DIRECTIVE> Select every line holding the word "triệu" and copy it.

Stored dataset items
-=-=-=-=-
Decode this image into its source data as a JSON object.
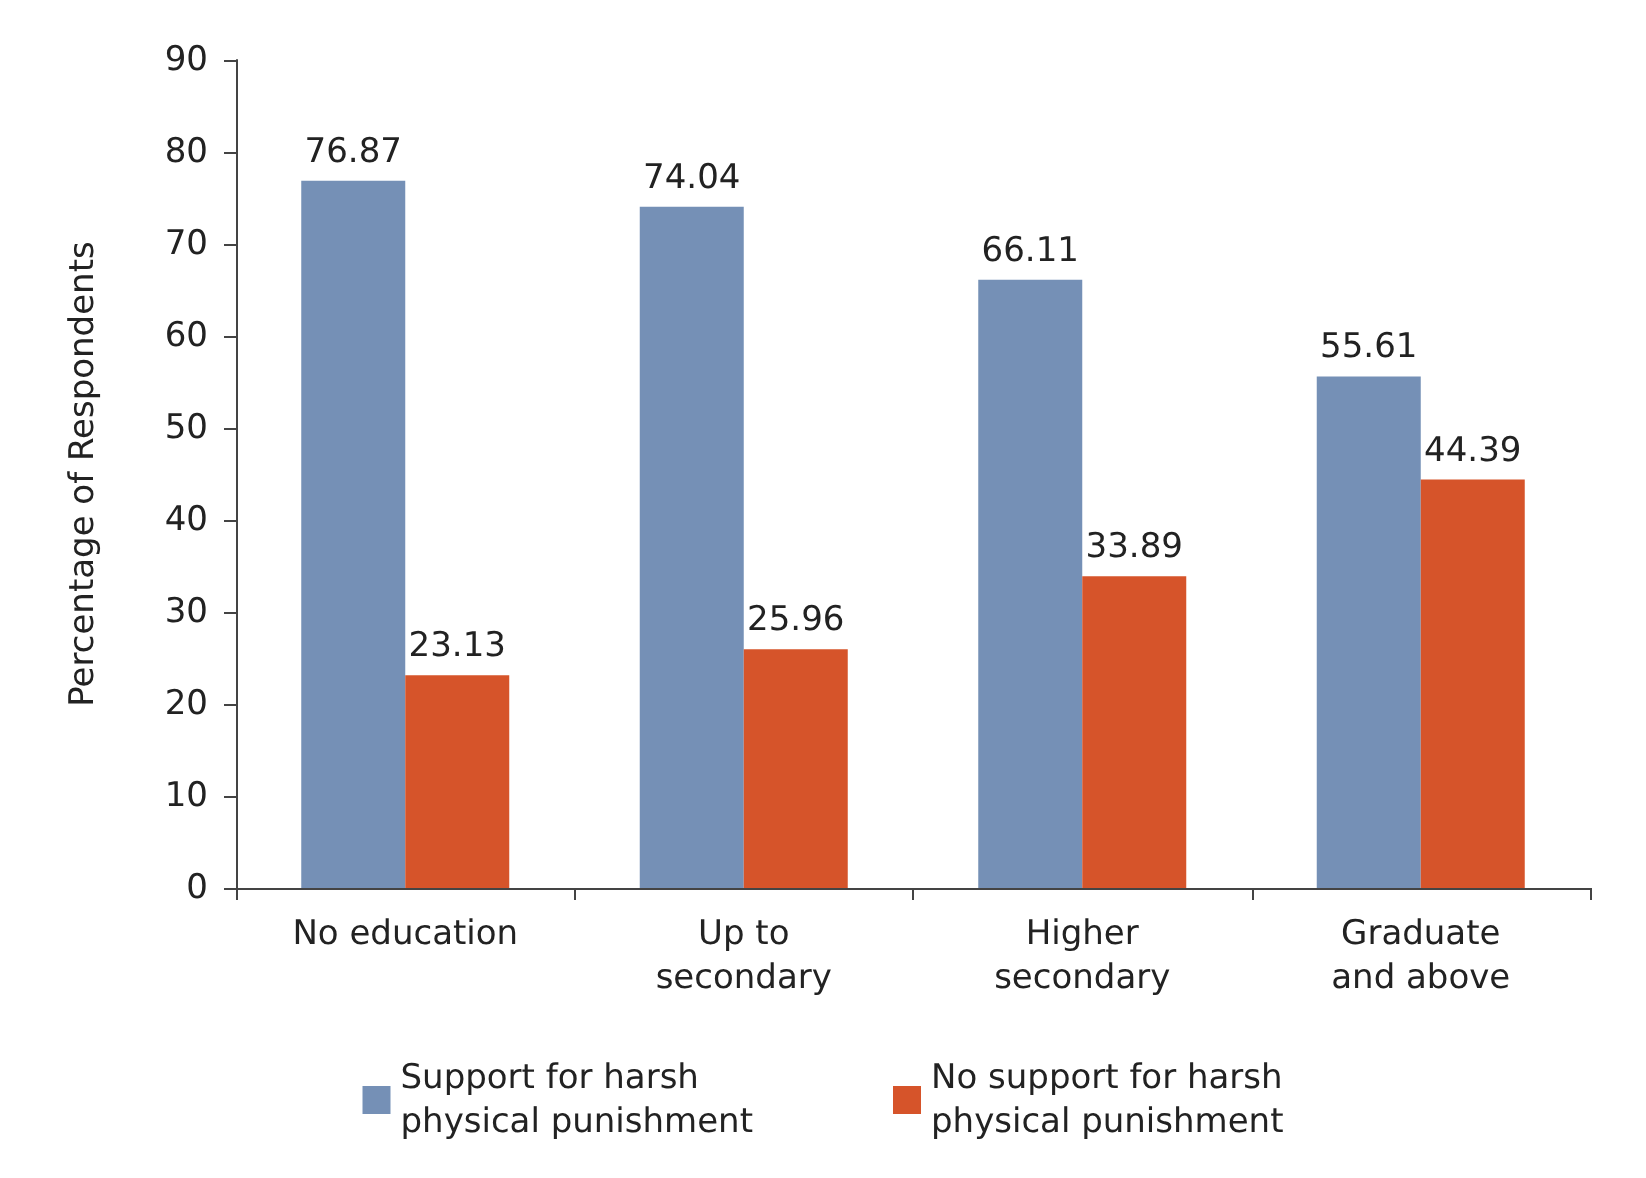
{
  "chart_data": {
    "type": "bar",
    "ylabel": "Percentage of Respondents",
    "categories": [
      "No education",
      "Up to\nsecondary",
      "Higher\nsecondary",
      "Graduate\nand above"
    ],
    "series": [
      {
        "name": "Support for harsh\nphysical punishment",
        "color": "#7590b6",
        "values": [
          76.87,
          74.04,
          66.11,
          55.61
        ]
      },
      {
        "name": "No support for harsh\nphysical punishment",
        "color": "#d6542a",
        "values": [
          23.13,
          25.96,
          33.89,
          44.39
        ]
      }
    ],
    "ylim": [
      0,
      90
    ],
    "yticks": [
      0,
      10,
      20,
      30,
      40,
      50,
      60,
      70,
      80,
      90
    ],
    "grid": false,
    "legend": "bottom",
    "data_labels": true
  }
}
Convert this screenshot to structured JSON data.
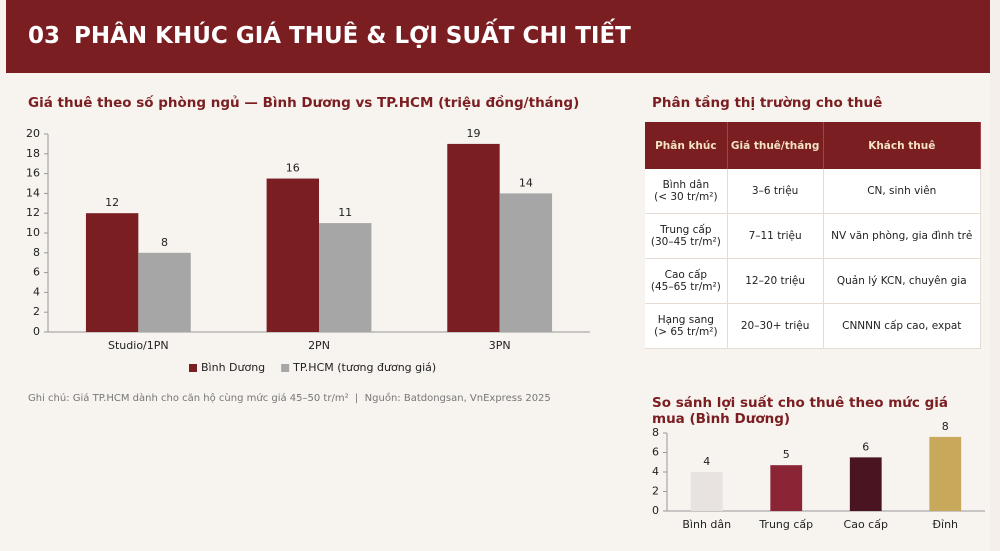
{
  "header": {
    "number": "03",
    "title": "PHÂN KHÚC GIÁ THUÊ & LỢI SUẤT CHI TIẾT"
  },
  "chart_data": [
    {
      "type": "bar",
      "title": "Giá thuê theo số phòng ngủ — Bình Dương vs TP.HCM (triệu đồng/tháng)",
      "categories": [
        "Studio/1PN",
        "2PN",
        "3PN"
      ],
      "series": [
        {
          "name": "Bình Dương",
          "color": "#7b1e22",
          "values": [
            12,
            15.5,
            19
          ],
          "value_labels": [
            "12",
            "16",
            "19"
          ]
        },
        {
          "name": "TP.HCM (tương đương giá)",
          "color": "#a6a6a6",
          "values": [
            8,
            11,
            14
          ],
          "value_labels": [
            "8",
            "11",
            "14"
          ]
        }
      ],
      "ylim": [
        0,
        20
      ],
      "yticks": [
        0,
        2,
        4,
        6,
        8,
        10,
        12,
        14,
        16,
        18,
        20
      ],
      "legend": "bottom"
    },
    {
      "type": "bar",
      "title": "So sánh lợi suất cho thuê theo mức giá mua (Bình Dương)",
      "categories": [
        "Bình dân",
        "Trung cấp",
        "Cao cấp",
        "Đỉnh"
      ],
      "values": [
        4,
        4.7,
        5.5,
        7.6
      ],
      "value_labels": [
        "4",
        "5",
        "6",
        "8"
      ],
      "colors": [
        "#e8e3e0",
        "#8b2535",
        "#4a1420",
        "#c8a85a"
      ],
      "ylim": [
        0,
        8
      ],
      "yticks": [
        0,
        2,
        4,
        6,
        8
      ]
    }
  ],
  "note": "Ghi chú: Giá TP.HCM dành cho căn hộ cùng mức giá 45–50 tr/m²  |  Nguồn: Batdongsan, VnExpress 2025",
  "table": {
    "title": "Phân tầng thị trường cho thuê",
    "header": [
      "Phân khúc",
      "Giá thuê/tháng",
      "Khách thuê"
    ],
    "rows": [
      [
        "Bình dân\n(< 30 tr/m²)",
        "3–6 triệu",
        "CN, sinh viên"
      ],
      [
        "Trung cấp\n(30–45 tr/m²)",
        "7–11 triệu",
        "NV văn phòng, gia đình trẻ"
      ],
      [
        "Cao cấp\n(45–65 tr/m²)",
        "12–20 triệu",
        "Quản lý KCN, chuyên gia"
      ],
      [
        "Hạng sang\n(> 65 tr/m²)",
        "20–30+ triệu",
        "CNNNN cấp cao, expat"
      ]
    ]
  }
}
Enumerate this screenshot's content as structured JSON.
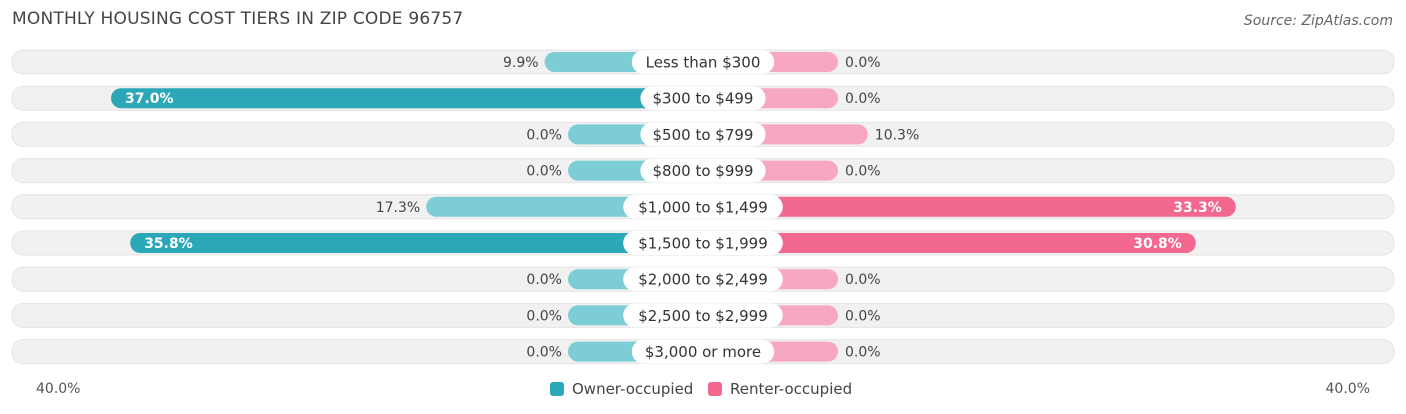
{
  "header": {
    "title": "MONTHLY HOUSING COST TIERS IN ZIP CODE 96757",
    "source": "Source: ZipAtlas.com"
  },
  "colors": {
    "owner": "#2ba7b8",
    "owner_light": "#7ccdd6",
    "renter": "#f2688f",
    "renter_light": "#f7a7c0",
    "row_bg": "#f1f1f1"
  },
  "chart_data": {
    "type": "bar",
    "orientation": "horizontal-diverging",
    "categories": [
      "Less than $300",
      "$300 to $499",
      "$500 to $799",
      "$800 to $999",
      "$1,000 to $1,499",
      "$1,500 to $1,999",
      "$2,000 to $2,499",
      "$2,500 to $2,999",
      "$3,000 or more"
    ],
    "series": [
      {
        "name": "Owner-occupied",
        "values": [
          9.9,
          37.0,
          0.0,
          0.0,
          17.3,
          35.8,
          0.0,
          0.0,
          0.0
        ],
        "labels": [
          "9.9%",
          "37.0%",
          "0.0%",
          "0.0%",
          "17.3%",
          "35.8%",
          "0.0%",
          "0.0%",
          "0.0%"
        ]
      },
      {
        "name": "Renter-occupied",
        "values": [
          0.0,
          0.0,
          10.3,
          0.0,
          33.3,
          30.8,
          0.0,
          0.0,
          0.0
        ],
        "labels": [
          "0.0%",
          "0.0%",
          "10.3%",
          "0.0%",
          "33.3%",
          "30.8%",
          "0.0%",
          "0.0%",
          "0.0%"
        ]
      }
    ],
    "xlim": [
      -40,
      40
    ],
    "axis_left_label": "40.0%",
    "axis_right_label": "40.0%",
    "legend_position": "bottom-center"
  }
}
-=-=-=-=-
SOLUTION>
      "title": "Giá thuê theo số phòng ngủ — Bình Dương vs TP.HCM (triệu đồng/tháng)",
        "3–6 triệu",
        "7–11 triệu",
        "12–20 triệu",
        "20–30+ triệu",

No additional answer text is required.